═════ Data section

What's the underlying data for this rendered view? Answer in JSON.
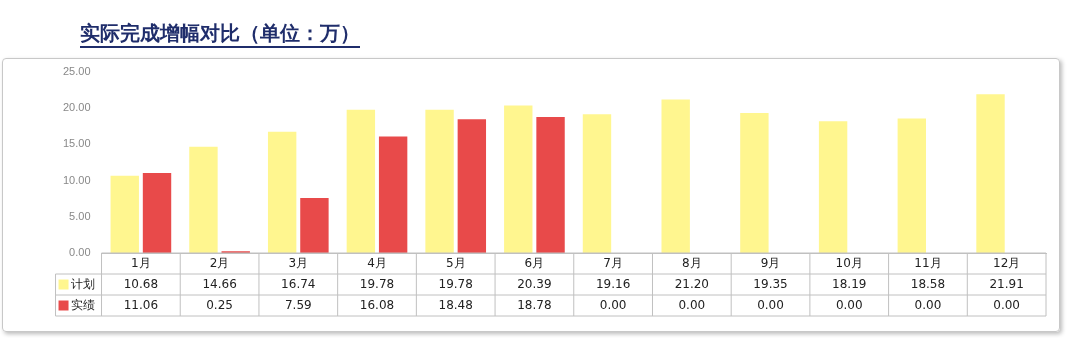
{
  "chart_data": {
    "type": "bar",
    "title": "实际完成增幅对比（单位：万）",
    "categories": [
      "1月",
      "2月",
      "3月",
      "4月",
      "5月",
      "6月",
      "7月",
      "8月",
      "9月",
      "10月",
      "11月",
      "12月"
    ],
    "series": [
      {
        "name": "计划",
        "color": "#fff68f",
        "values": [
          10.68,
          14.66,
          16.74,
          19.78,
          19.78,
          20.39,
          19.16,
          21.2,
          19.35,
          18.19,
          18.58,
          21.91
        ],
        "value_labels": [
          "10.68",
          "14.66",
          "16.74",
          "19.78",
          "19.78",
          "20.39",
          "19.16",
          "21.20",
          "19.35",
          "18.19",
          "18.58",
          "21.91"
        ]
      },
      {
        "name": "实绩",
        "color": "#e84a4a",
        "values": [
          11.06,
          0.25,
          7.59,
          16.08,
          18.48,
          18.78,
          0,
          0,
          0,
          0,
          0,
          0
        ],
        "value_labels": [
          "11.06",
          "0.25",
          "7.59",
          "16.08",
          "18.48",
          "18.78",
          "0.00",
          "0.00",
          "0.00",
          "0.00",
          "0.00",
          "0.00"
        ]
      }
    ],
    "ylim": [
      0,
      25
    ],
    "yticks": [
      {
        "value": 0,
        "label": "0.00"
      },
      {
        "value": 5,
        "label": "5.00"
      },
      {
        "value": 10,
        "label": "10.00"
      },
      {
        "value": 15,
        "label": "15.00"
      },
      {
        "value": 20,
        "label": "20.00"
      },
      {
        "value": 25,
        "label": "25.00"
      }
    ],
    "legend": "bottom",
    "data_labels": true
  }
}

══════════
═════ Data section

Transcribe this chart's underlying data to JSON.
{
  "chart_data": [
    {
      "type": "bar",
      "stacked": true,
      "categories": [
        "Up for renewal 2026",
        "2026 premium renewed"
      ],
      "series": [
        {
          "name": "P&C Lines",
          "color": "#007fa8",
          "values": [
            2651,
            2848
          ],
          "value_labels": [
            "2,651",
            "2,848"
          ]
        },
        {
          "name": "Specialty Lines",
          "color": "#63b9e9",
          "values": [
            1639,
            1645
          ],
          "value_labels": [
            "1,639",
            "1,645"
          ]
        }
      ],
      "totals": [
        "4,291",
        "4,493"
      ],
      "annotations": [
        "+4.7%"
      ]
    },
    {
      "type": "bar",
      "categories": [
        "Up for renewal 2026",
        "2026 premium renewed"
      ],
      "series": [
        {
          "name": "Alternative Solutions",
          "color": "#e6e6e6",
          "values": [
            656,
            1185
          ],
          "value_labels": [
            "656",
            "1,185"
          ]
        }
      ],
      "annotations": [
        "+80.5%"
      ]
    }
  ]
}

══════════

### [What to produce]
Gather every line containing the word "JSON" and copy it.

### [Final result]
What's the underlying data for this rendered view? Answer in JSON.
Transcribe this chart's underlying data to JSON.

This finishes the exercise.